§ Stated problem:
Which lines below hold the word "this"? Report each one.

§ Data provided:
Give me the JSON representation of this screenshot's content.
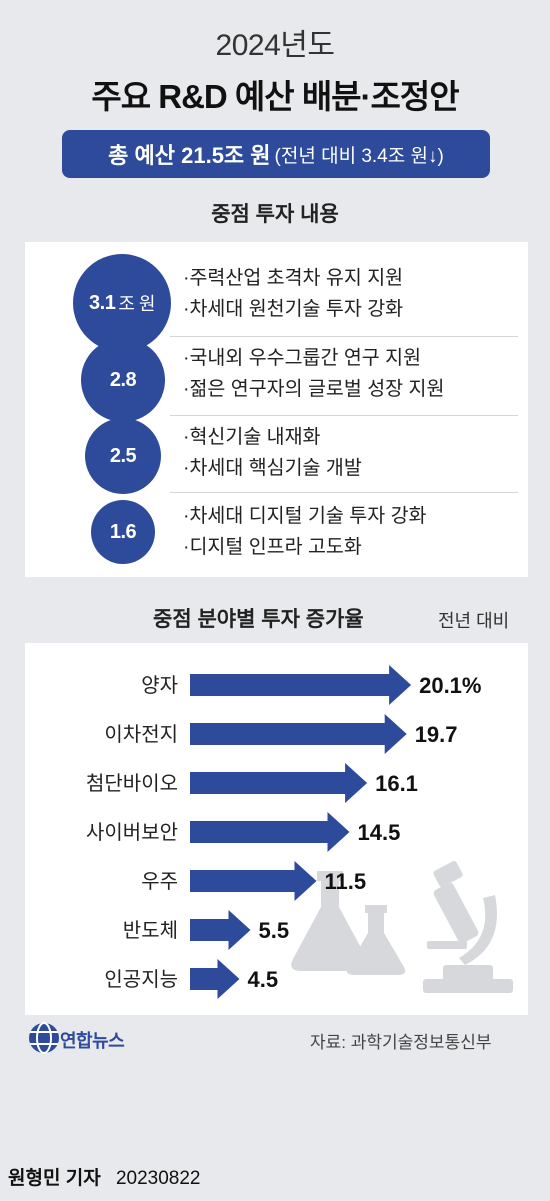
{
  "header": {
    "year": "2024년도",
    "title": "주요 R&D 예산 배분·조정안",
    "total_main": "총 예산 21.5조 원",
    "total_sub": "(전년 대비 3.4조 원↓)"
  },
  "focus": {
    "heading": "중점 투자 내용",
    "items": [
      {
        "amount": "3.1",
        "unit": "조 원",
        "lines": [
          "·주력산업 초격차 유지 지원",
          "·차세대 원천기술 투자 강화"
        ]
      },
      {
        "amount": "2.8",
        "unit": "",
        "lines": [
          "·국내외 우수그룹간 연구 지원",
          "·젊은 연구자의 글로벌 성장 지원"
        ]
      },
      {
        "amount": "2.5",
        "unit": "",
        "lines": [
          "·혁신기술 내재화",
          "·차세대 핵심기술 개발"
        ]
      },
      {
        "amount": "1.6",
        "unit": "",
        "lines": [
          "·차세대 디지털 기술 투자 강화",
          "·디지털 인프라 고도화"
        ]
      }
    ]
  },
  "colors": {
    "accent": "#2d4a9b",
    "background": "#e7e9ec",
    "panel": "#ffffff",
    "watermark": "#d6d8db"
  },
  "chart_data": {
    "type": "bar",
    "orientation": "horizontal",
    "title": "중점 분야별 투자 증가율",
    "subtitle": "전년 대비",
    "categories": [
      "양자",
      "이차전지",
      "첨단바이오",
      "사이버보안",
      "우주",
      "반도체",
      "인공지능"
    ],
    "values": [
      20.1,
      19.7,
      16.1,
      14.5,
      11.5,
      5.5,
      4.5
    ],
    "value_labels": [
      "20.1%",
      "19.7",
      "16.1",
      "14.5",
      "11.5",
      "5.5",
      "4.5"
    ],
    "xlim": [
      0,
      22
    ],
    "grid": false,
    "decorative_icons": [
      "flask-icon",
      "microscope-icon"
    ]
  },
  "footer": {
    "logo_text": "연합뉴스",
    "source": "자료: 과학기술정보통신부",
    "reporter": "원형민 기자",
    "date": "20230822"
  }
}
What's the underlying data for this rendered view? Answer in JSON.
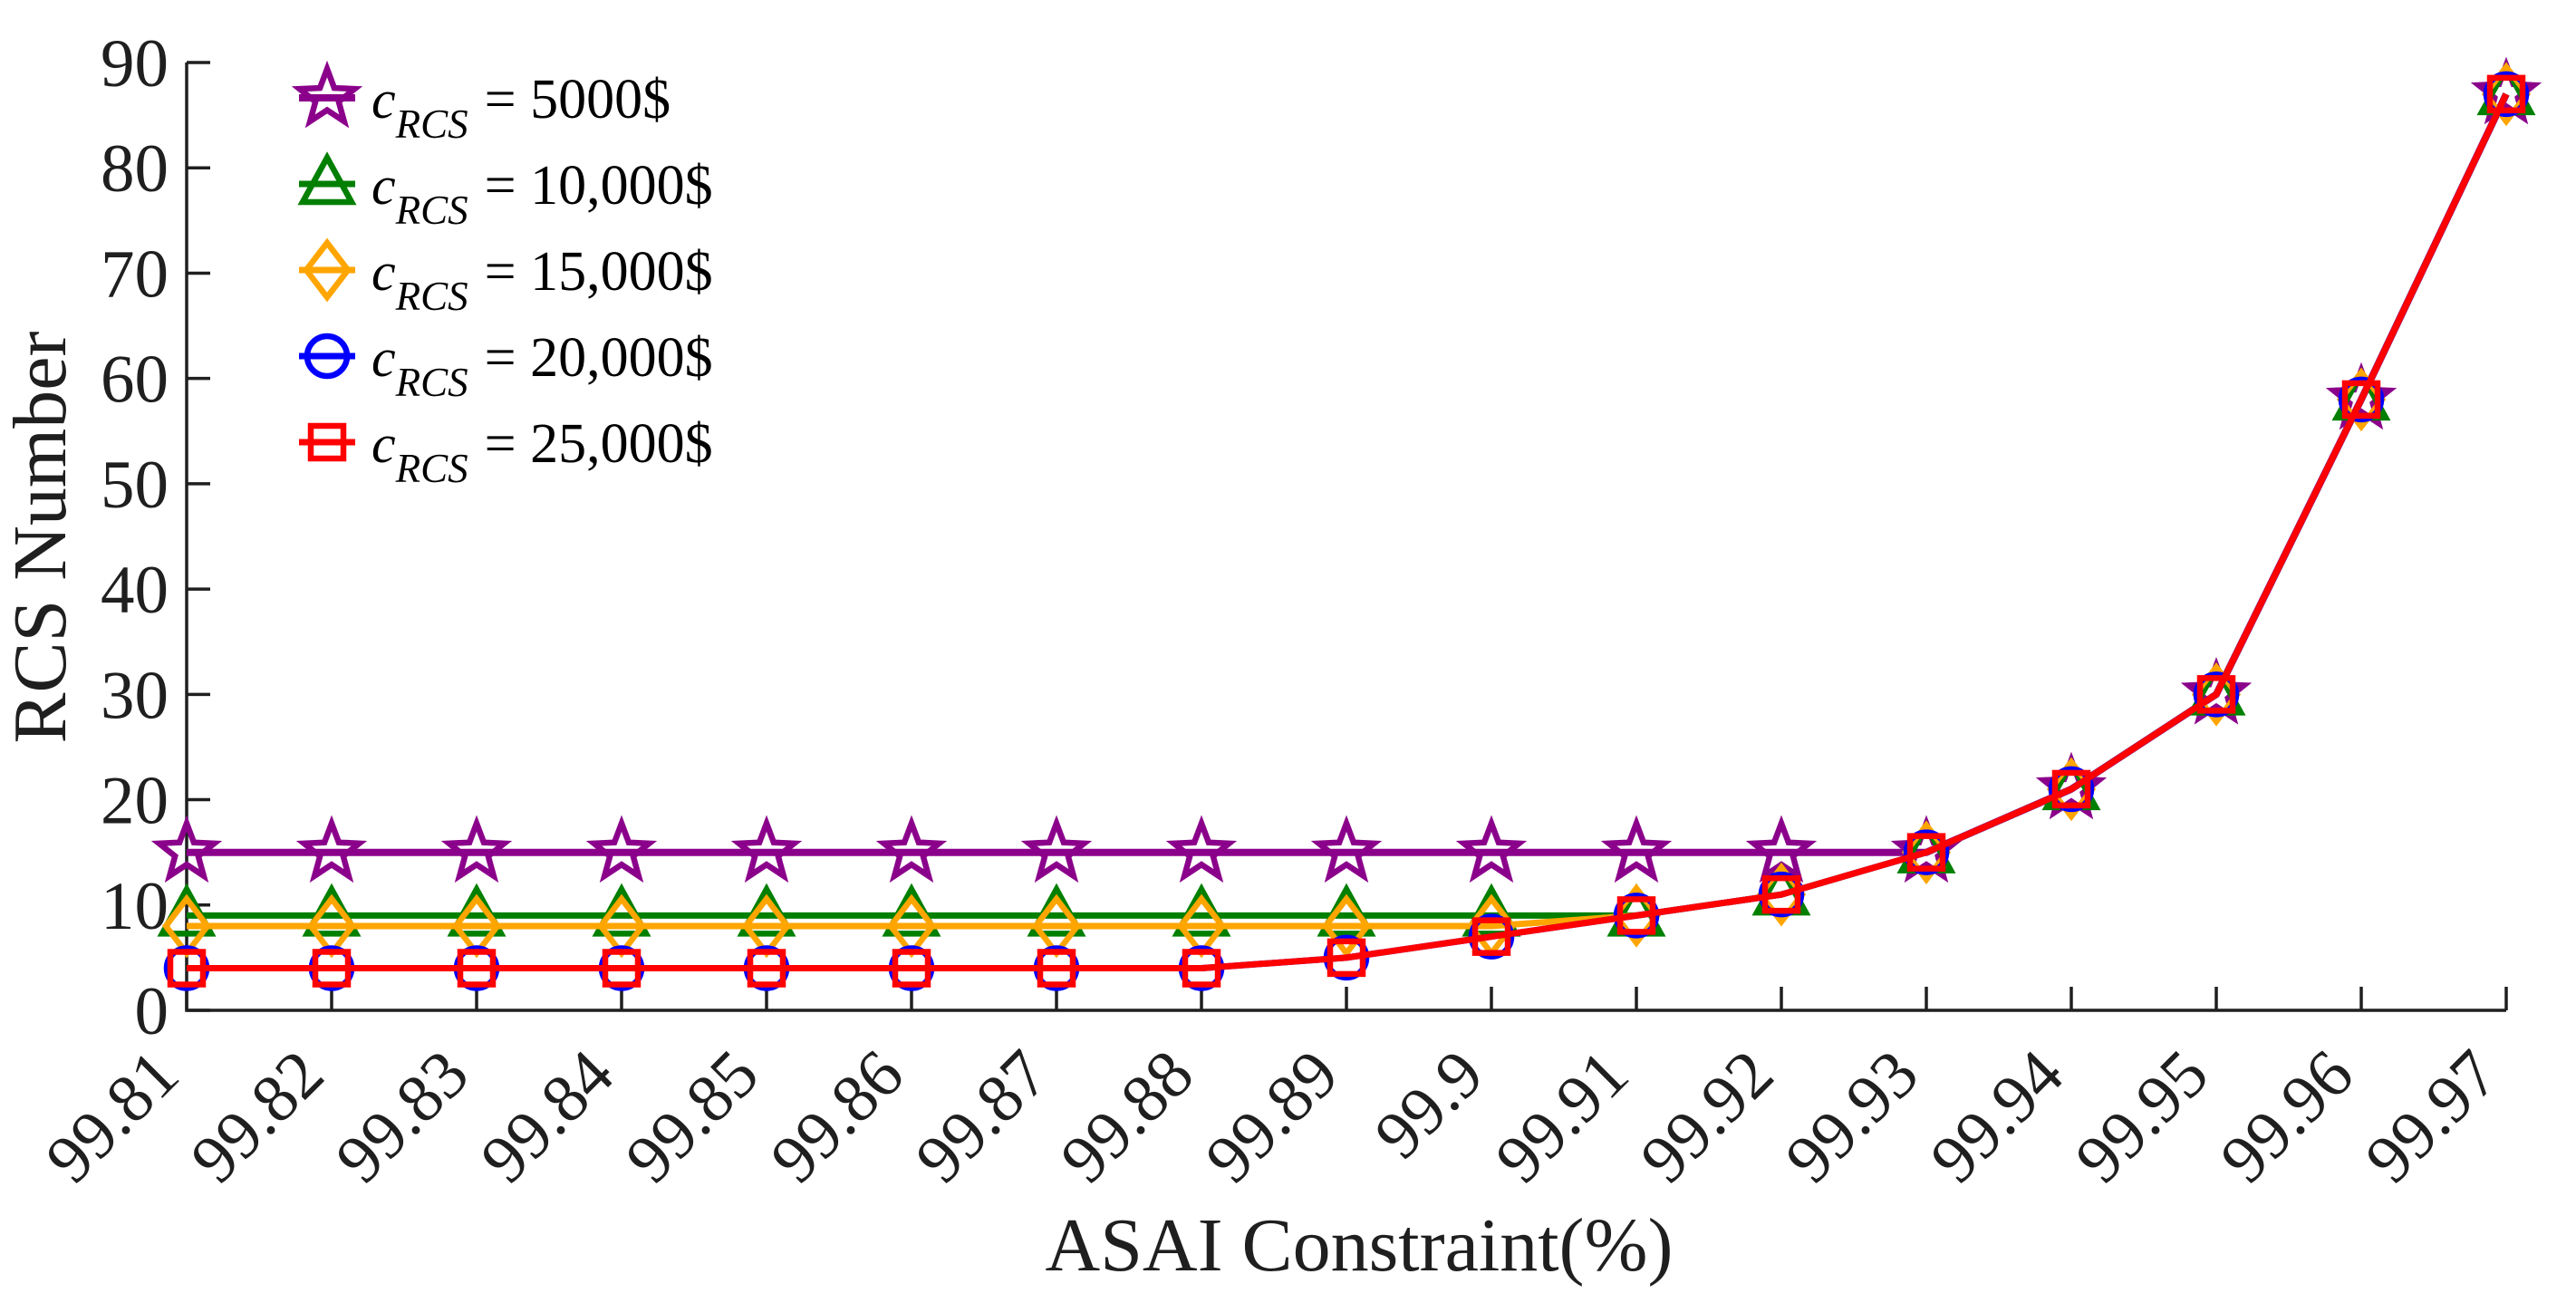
{
  "figure": {
    "background": "#ffffff",
    "axis_color": "#1f1f1f"
  },
  "chart_data": {
    "type": "line",
    "title": "",
    "xlabel": "ASAI Constraint(%)",
    "ylabel": "RCS Number",
    "grid": false,
    "legend_position": "top-left-inside",
    "x_tick_labels": [
      "99.81",
      "99.82",
      "99.83",
      "99.84",
      "99.85",
      "99.86",
      "99.87",
      "99.88",
      "99.89",
      "99.9",
      "99.91",
      "99.92",
      "99.93",
      "99.94",
      "99.95",
      "99.96",
      "99.97"
    ],
    "x_values": [
      99.81,
      99.82,
      99.83,
      99.84,
      99.85,
      99.86,
      99.87,
      99.88,
      99.89,
      99.9,
      99.91,
      99.92,
      99.93,
      99.94,
      99.95,
      99.96,
      99.97
    ],
    "y_ticks": [
      0,
      10,
      20,
      30,
      40,
      50,
      60,
      70,
      80,
      90
    ],
    "ylim": [
      0,
      90
    ],
    "series": [
      {
        "name": "c_RCS = 5000$",
        "legend": {
          "var": "c",
          "sub": "RCS",
          "eq": "= 5000$"
        },
        "color": "#8B008B",
        "marker": "star",
        "line_width": 8,
        "values": [
          15,
          15,
          15,
          15,
          15,
          15,
          15,
          15,
          15,
          15,
          15,
          15,
          15,
          21,
          30,
          58,
          87
        ]
      },
      {
        "name": "c_RCS = 10,000$",
        "legend": {
          "var": "c",
          "sub": "RCS",
          "eq": "= 10,000$"
        },
        "color": "#007F00",
        "marker": "triangle",
        "line_width": 7,
        "values": [
          9,
          9,
          9,
          9,
          9,
          9,
          9,
          9,
          9,
          9,
          9,
          11,
          15,
          21,
          30,
          58,
          87
        ]
      },
      {
        "name": "c_RCS = 15,000$",
        "legend": {
          "var": "c",
          "sub": "RCS",
          "eq": "= 15,000$"
        },
        "color": "#FFA500",
        "marker": "diamond",
        "line_width": 7,
        "values": [
          8,
          8,
          8,
          8,
          8,
          8,
          8,
          8,
          8,
          8,
          9,
          11,
          15,
          21,
          30,
          58,
          87
        ]
      },
      {
        "name": "c_RCS = 20,000$",
        "legend": {
          "var": "c",
          "sub": "RCS",
          "eq": "= 20,000$"
        },
        "color": "#0000FF",
        "marker": "circle",
        "line_width": 7,
        "values": [
          4,
          4,
          4,
          4,
          4,
          4,
          4,
          4,
          5,
          7,
          9,
          11,
          15,
          21,
          30,
          58,
          87
        ]
      },
      {
        "name": "c_RCS = 25,000$",
        "legend": {
          "var": "c",
          "sub": "RCS",
          "eq": "= 25,000$"
        },
        "color": "#FF0000",
        "marker": "square",
        "line_width": 7,
        "values": [
          4,
          4,
          4,
          4,
          4,
          4,
          4,
          4,
          5,
          7,
          9,
          11,
          15,
          21,
          30,
          58,
          87
        ]
      }
    ]
  }
}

§ Problem solution:
Give me the JSON representation of this screenshot's content.
What's the underlying data for this rendered view? Answer in JSON.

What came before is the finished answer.